┌────────
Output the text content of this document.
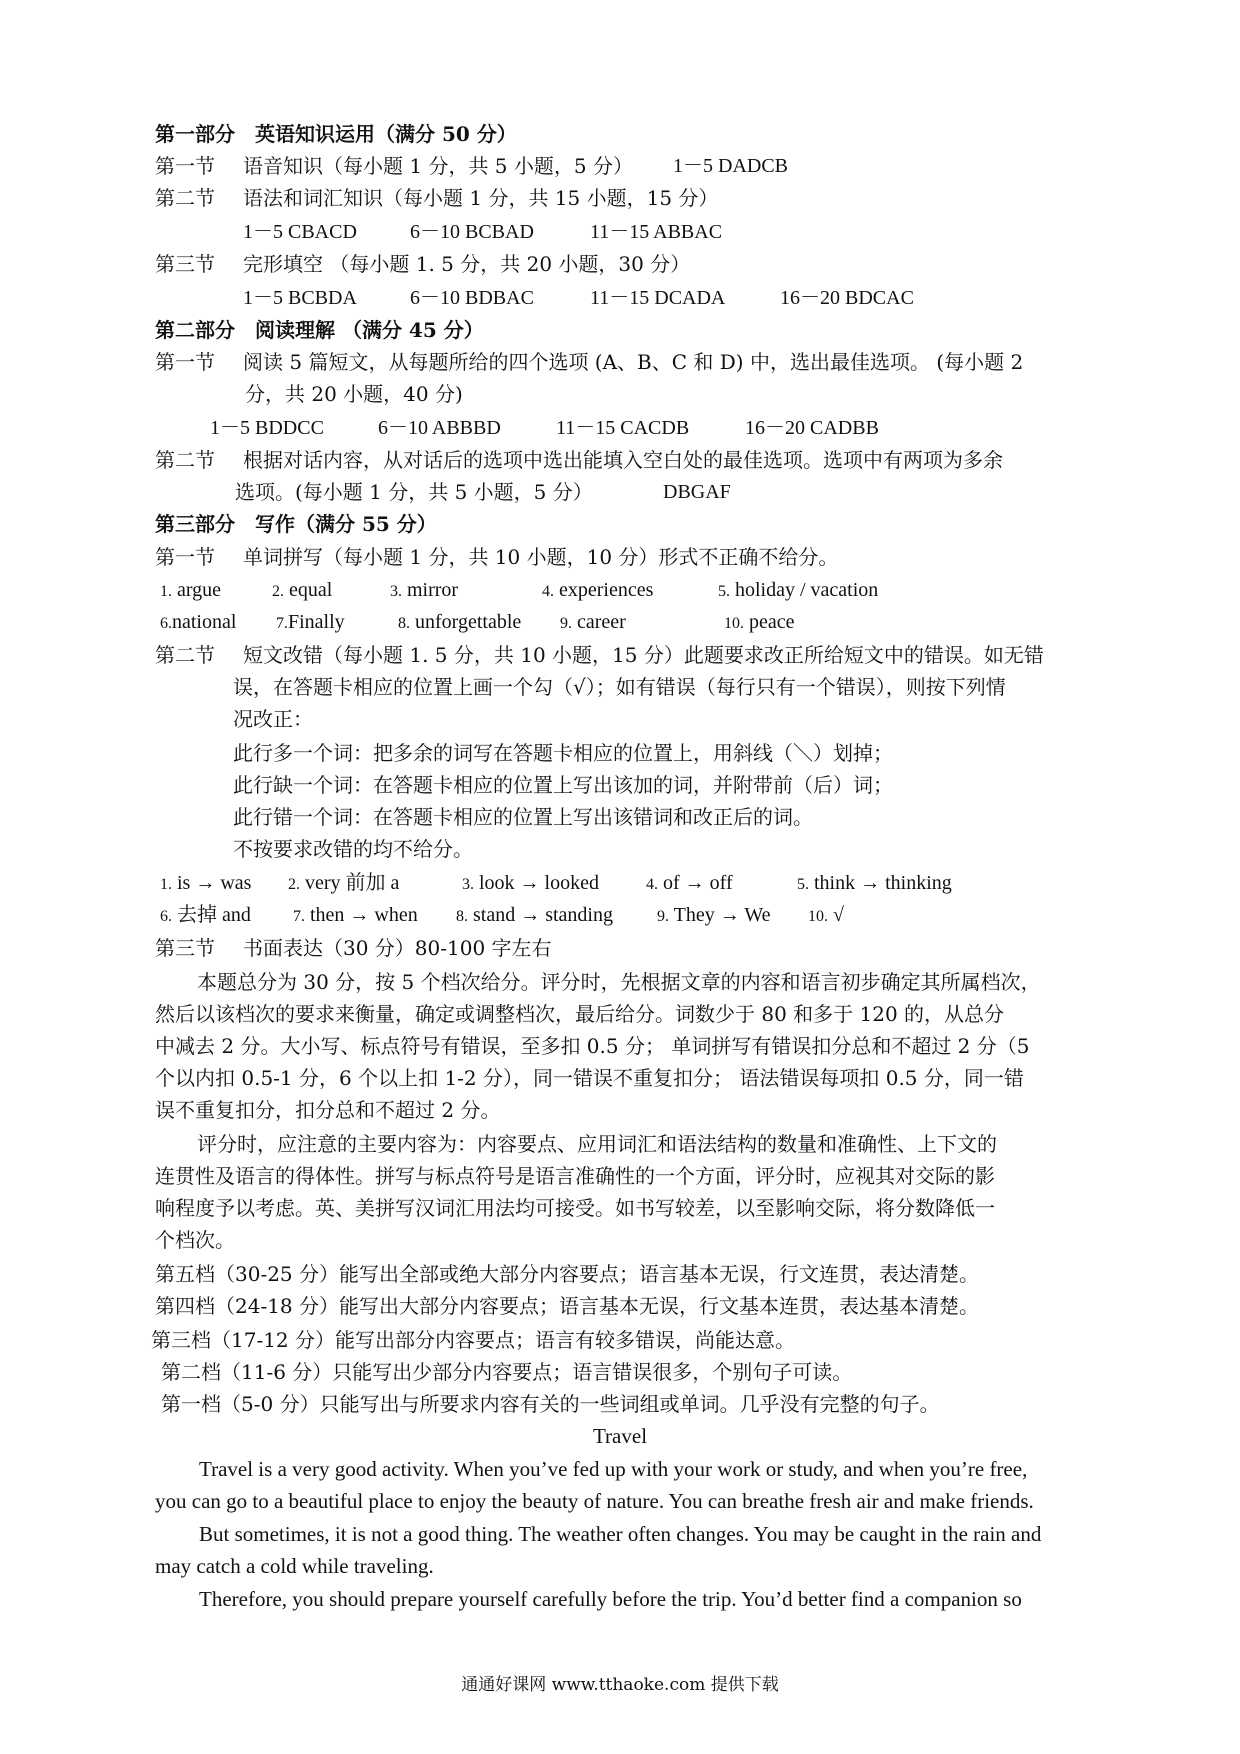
第一部分　英语知识运用（满分 50 分）
第一节 语音知识（每小题 1 分，共 5 小题，5 分） 1－5 DADCB
第二节 语法和词汇知识（每小题 1 分，共 15 小题，15 分）
1－5 CBACD	6－10 BCBAD	11－15 ABBAC
第三节 完形填空 （每小题 1. 5 分，共 20 小题，30 分）
1－5 BCBDA	6－10 BDBAC	11－15 DCADA	16－20 BDCAC
第二部分　阅读理解 （满分 45 分）
第一节 阅读 5 篇短文，从每题所给的四个选项 (A、B、C 和 D) 中，选出最佳选项。 (每小题 2
分，共 20 小题，40 分)
1－5 BDDCC	6－10 ABBBD	11－15 CACDB	16－20 CADBB
第二节 根据对话内容，从对话后的选项中选出能填入空白处的最佳选项。选项中有两项为多余
选项。(每小题 1 分，共 5 小题，5 分）	DBGAF
第三部分　写作（满分 55 分）
第一节 单词拼写（每小题 1 分，共 10 小题，10 分）形式不正确不给分。
1. argue	2. equal	3. mirror	4. experiences	5. holiday / vacation
6.national 7.Finally	8. unforgettable 9. career	10. peace
第二节 短文改错（每小题 1. 5 分，共 10 小题，15 分）此题要求改正所给短文中的错误。如无错
误，在答题卡相应的位置上画一个勾（√）；如有错误（每行只有一个错误），则按下列情
况改正：
此行多一个词：把多余的词写在答题卡相应的位置上，用斜线（＼）划掉；
此行缺一个词：在答题卡相应的位置上写出该加的词，并附带前（后）词；
此行错一个词：在答题卡相应的位置上写出该错词和改正后的词。
不按要求改错的均不给分。
1. is → was 2. very 前加 a	3. look → looked	4. of → off	5. think → thinking
6. 去掉 and	7. then → when 8. stand → standing	9. They → We 10. √
第三节 书面表达（30 分）80-100 字左右
本题总分为 30 分，按 5 个档次给分。评分时，先根据文章的内容和语言初步确定其所属档次，
然后以该档次的要求来衡量，确定或调整档次，最后给分。词数少于 80 和多于 120 的，从总分
中减去 2 分。大小写、标点符号有错误，至多扣 0.5 分； 单词拼写有错误扣分总和不超过 2 分（5
个以内扣 0.5-1 分，6 个以上扣 1-2 分），同一错误不重复扣分； 语法错误每项扣 0.5 分，同一错
误不重复扣分，扣分总和不超过 2 分。
评分时，应注意的主要内容为：内容要点、应用词汇和语法结构的数量和准确性、上下文的
连贯性及语言的得体性。拼写与标点符号是语言准确性的一个方面，评分时，应视其对交际的影
响程度予以考虑。英、美拼写汉词汇用法均可接受。如书写较差，以至影响交际，将分数降低一
个档次。
第五档（30-25 分）能写出全部或绝大部分内容要点；语言基本无误，行文连贯，表达清楚。
第四档（24-18 分）能写出大部分内容要点；语言基本无误，行文基本连贯，表达基本清楚。
第三档（17-12 分）能写出部分内容要点；语言有较多错误，尚能达意。
第二档（11-6 分）只能写出少部分内容要点；语言错误很多，个别句子可读。
第一档（5-0 分）只能写出与所要求内容有关的一些词组或单词。几乎没有完整的句子。
Travel
Travel is a very good activity. When you’ve fed up with your work or study, and when you’re free,
you can go to a beautiful place to enjoy the beauty of nature. You can breathe fresh air and make friends.
But sometimes, it is not a good thing. The weather often changes. You may be caught in the rain and
may catch a cold while traveling.
Therefore, you should prepare yourself carefully before the trip. You’d better find a companion so
通通好课网 www.tthaoke.com 提供下载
└────────
Problem statement: Exact duplication of all the records is required; pictures are omitted from the copy.

In response:
Output the text content of this document.
第一部分　英语知识运用（满分 50 分）
第一节 语音知识（每小题 1 分，共 5 小题，5 分） 1－5 DADCB
第二节 语法和词汇知识（每小题 1 分，共 15 小题，15 分）
1－5 CBACD	6－10 BCBAD	11－15 ABBAC
第三节 完形填空 （每小题 1. 5 分，共 20 小题，30 分）
1－5 BCBDA	6－10 BDBAC	11－15 DCADA	16－20 BDCAC
第二部分　阅读理解 （满分 45 分）
第一节 阅读 5 篇短文，从每题所给的四个选项 (A、B、C 和 D) 中，选出最佳选项。 (每小题 2
分，共 20 小题，40 分)
1－5 BDDCC	6－10 ABBBD	11－15 CACDB	16－20 CADBB
第二节 根据对话内容，从对话后的选项中选出能填入空白处的最佳选项。选项中有两项为多余
选项。(每小题 1 分，共 5 小题，5 分）	DBGAF
第三部分　写作（满分 55 分）
第一节 单词拼写（每小题 1 分，共 10 小题，10 分）形式不正确不给分。
1. argue	2. equal	3. mirror	4. experiences	5. holiday / vacation
6.national 7.Finally	8. unforgettable 9. career	10. peace
第二节 短文改错（每小题 1. 5 分，共 10 小题，15 分）此题要求改正所给短文中的错误。如无错
误，在答题卡相应的位置上画一个勾（√）；如有错误（每行只有一个错误），则按下列情
况改正：
此行多一个词：把多余的词写在答题卡相应的位置上，用斜线（＼）划掉；
此行缺一个词：在答题卡相应的位置上写出该加的词，并附带前（后）词；
此行错一个词：在答题卡相应的位置上写出该错词和改正后的词。
不按要求改错的均不给分。
1. is → was 2. very 前加 a	3. look → looked	4. of → off	5. think → thinking
6. 去掉 and	7. then → when 8. stand → standing	9. They → We 10. √
第三节 书面表达（30 分）80-100 字左右
本题总分为 30 分，按 5 个档次给分。评分时，先根据文章的内容和语言初步确定其所属档次，
然后以该档次的要求来衡量，确定或调整档次，最后给分。词数少于 80 和多于 120 的，从总分
中减去 2 分。大小写、标点符号有错误，至多扣 0.5 分； 单词拼写有错误扣分总和不超过 2 分（5
个以内扣 0.5-1 分，6 个以上扣 1-2 分），同一错误不重复扣分； 语法错误每项扣 0.5 分，同一错
误不重复扣分，扣分总和不超过 2 分。
评分时，应注意的主要内容为：内容要点、应用词汇和语法结构的数量和准确性、上下文的
连贯性及语言的得体性。拼写与标点符号是语言准确性的一个方面，评分时，应视其对交际的影
响程度予以考虑。英、美拼写汉词汇用法均可接受。如书写较差，以至影响交际，将分数降低一
个档次。
第五档（30-25 分）能写出全部或绝大部分内容要点；语言基本无误，行文连贯，表达清楚。
第四档（24-18 分）能写出大部分内容要点；语言基本无误，行文基本连贯，表达基本清楚。
第三档（17-12 分）能写出部分内容要点；语言有较多错误，尚能达意。
第二档（11-6 分）只能写出少部分内容要点；语言错误很多，个别句子可读。
第一档（5-0 分）只能写出与所要求内容有关的一些词组或单词。几乎没有完整的句子。
Travel
Travel is a very good activity. When you’ve fed up with your work or study, and when you’re free,
you can go to a beautiful place to enjoy the beauty of nature. You can breathe fresh air and make friends.
But sometimes, it is not a good thing. The weather often changes. You may be caught in the rain and
may catch a cold while traveling.
Therefore, you should prepare yourself carefully before the trip. You’d better find a companion so
通通好课网 www.tthaoke.com 提供下载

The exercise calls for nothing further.